** BEGIN **

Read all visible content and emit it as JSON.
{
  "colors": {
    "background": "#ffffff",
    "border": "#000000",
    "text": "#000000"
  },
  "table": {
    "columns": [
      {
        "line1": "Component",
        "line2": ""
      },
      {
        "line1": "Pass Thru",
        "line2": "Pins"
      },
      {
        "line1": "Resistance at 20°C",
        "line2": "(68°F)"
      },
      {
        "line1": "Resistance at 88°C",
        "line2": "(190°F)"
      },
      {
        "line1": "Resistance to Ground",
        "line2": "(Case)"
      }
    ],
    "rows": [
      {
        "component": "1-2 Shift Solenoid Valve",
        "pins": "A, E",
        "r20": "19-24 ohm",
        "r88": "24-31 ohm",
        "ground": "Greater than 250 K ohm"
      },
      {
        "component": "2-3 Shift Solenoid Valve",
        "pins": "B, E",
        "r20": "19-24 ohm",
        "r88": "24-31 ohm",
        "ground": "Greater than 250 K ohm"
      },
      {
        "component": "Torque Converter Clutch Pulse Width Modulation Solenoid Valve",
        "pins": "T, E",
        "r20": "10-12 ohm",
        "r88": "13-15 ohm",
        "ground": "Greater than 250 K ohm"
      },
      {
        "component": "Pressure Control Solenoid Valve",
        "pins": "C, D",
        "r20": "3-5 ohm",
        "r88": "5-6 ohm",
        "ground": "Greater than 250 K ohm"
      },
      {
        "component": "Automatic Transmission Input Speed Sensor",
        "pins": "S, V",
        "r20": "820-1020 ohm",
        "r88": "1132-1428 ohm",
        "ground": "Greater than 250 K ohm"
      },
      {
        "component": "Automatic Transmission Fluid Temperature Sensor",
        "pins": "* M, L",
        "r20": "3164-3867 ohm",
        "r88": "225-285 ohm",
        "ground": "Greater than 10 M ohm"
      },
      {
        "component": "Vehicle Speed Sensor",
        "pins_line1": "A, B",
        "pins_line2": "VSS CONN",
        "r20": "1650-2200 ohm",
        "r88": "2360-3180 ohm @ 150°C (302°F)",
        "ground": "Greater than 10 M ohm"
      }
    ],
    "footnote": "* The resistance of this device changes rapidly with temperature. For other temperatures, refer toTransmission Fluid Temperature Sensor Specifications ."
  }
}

** END **

● **Stated problem**
Gather up the lines containing the word "Solenoid" from these records and copy them.

● **Expected answer**
        "component": "1-2 Shift Solenoid Valve",
        "component": "2-3 Shift Solenoid Valve",
        "component": "Torque Converter Clutch Pulse Width Modulation Solenoid Valve",
        "component": "Pressure Control Solenoid Valve",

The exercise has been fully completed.